### [Task to complete]
In the listing below, locate the lines bearing the word "конфликта". Copy every one of them.

### [Data shown]
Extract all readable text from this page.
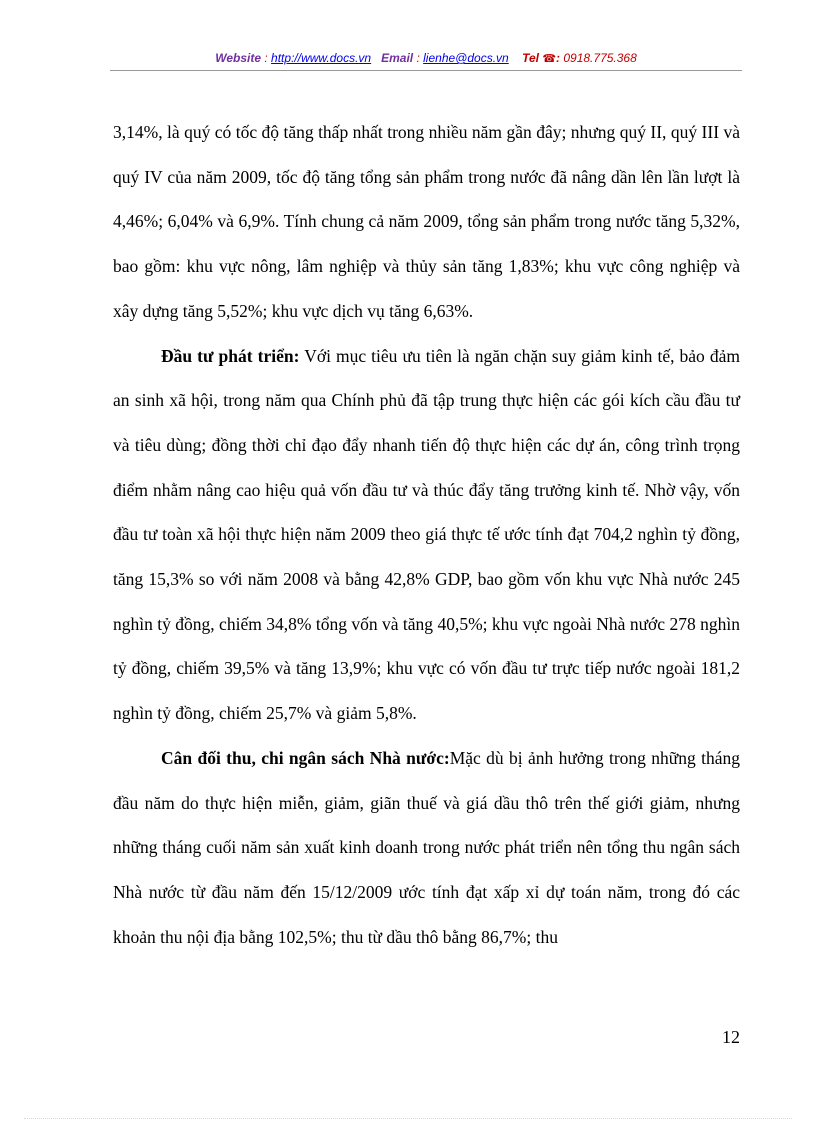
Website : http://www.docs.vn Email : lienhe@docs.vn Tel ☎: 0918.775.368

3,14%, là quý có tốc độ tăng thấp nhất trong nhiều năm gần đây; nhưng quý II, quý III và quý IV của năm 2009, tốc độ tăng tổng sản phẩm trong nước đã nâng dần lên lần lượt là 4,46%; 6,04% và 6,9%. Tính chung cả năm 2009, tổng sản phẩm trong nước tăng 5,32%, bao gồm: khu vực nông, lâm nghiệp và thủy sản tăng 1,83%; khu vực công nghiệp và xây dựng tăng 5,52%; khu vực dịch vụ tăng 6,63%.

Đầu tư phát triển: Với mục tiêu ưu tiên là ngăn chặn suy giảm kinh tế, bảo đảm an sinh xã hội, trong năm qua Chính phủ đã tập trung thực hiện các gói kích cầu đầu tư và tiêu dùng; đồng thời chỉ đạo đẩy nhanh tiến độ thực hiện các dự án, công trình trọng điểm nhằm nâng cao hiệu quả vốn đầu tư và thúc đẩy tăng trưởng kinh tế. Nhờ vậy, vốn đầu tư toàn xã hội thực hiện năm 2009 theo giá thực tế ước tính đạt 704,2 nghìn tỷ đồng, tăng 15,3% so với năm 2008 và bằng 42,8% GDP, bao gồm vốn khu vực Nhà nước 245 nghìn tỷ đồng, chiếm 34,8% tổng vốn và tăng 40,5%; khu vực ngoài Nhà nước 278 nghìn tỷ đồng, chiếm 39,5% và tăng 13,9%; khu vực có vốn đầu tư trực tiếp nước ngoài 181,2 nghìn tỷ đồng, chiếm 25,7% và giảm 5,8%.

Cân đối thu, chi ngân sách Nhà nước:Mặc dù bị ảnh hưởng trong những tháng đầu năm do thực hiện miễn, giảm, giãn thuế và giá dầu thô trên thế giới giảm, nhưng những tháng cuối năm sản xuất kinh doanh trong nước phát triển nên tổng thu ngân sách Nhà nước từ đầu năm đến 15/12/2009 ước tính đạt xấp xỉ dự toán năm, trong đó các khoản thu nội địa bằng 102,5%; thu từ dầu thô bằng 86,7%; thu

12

--

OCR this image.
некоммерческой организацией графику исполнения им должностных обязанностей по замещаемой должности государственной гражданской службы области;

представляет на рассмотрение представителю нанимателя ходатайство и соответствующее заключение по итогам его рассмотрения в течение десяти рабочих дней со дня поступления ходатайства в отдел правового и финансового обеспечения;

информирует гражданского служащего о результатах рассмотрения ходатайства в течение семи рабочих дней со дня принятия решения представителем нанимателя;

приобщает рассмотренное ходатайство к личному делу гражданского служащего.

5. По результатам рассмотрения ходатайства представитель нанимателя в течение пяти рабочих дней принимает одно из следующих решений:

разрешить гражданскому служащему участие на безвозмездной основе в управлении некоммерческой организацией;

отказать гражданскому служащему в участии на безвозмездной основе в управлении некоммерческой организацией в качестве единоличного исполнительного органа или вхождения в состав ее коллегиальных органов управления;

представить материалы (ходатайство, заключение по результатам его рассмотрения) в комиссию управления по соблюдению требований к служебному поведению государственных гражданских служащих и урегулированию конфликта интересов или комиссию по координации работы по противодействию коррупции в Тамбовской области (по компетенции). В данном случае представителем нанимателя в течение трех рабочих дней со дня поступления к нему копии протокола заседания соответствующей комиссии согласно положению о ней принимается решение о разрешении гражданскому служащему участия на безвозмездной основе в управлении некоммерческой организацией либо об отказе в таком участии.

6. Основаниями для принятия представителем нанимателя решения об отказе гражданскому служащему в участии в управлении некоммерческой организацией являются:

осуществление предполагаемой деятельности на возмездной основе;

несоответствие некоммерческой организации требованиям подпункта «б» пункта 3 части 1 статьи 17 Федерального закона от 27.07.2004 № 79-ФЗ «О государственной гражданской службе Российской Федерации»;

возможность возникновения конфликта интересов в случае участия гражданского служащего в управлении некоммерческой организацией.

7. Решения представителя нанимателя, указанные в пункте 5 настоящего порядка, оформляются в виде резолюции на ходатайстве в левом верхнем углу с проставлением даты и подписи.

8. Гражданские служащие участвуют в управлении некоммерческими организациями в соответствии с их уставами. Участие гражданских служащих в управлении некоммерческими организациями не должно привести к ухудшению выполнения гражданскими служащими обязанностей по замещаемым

### [Solved problem]
представить материалы (ходатайство, заключение по результатам его рассмотрения) в комиссию управления по соблюдению требований к служебному поведению государственных гражданских служащих и урегулированию конфликта интересов или комиссию по координации работы по противодействию коррупции в Тамбовской области (по компетенции). В данном случае представителем нанимателя в течение трех рабочих дней со дня поступления к нему копии протокола заседания соответствующей комиссии согласно положению о ней принимается решение о разрешении гражданскому служащему участия на безвозмездной основе в управлении некоммерческой организацией либо об отказе в таком участии.
возможность возникновения конфликта интересов в случае участия гражданского служащего в управлении некоммерческой организацией.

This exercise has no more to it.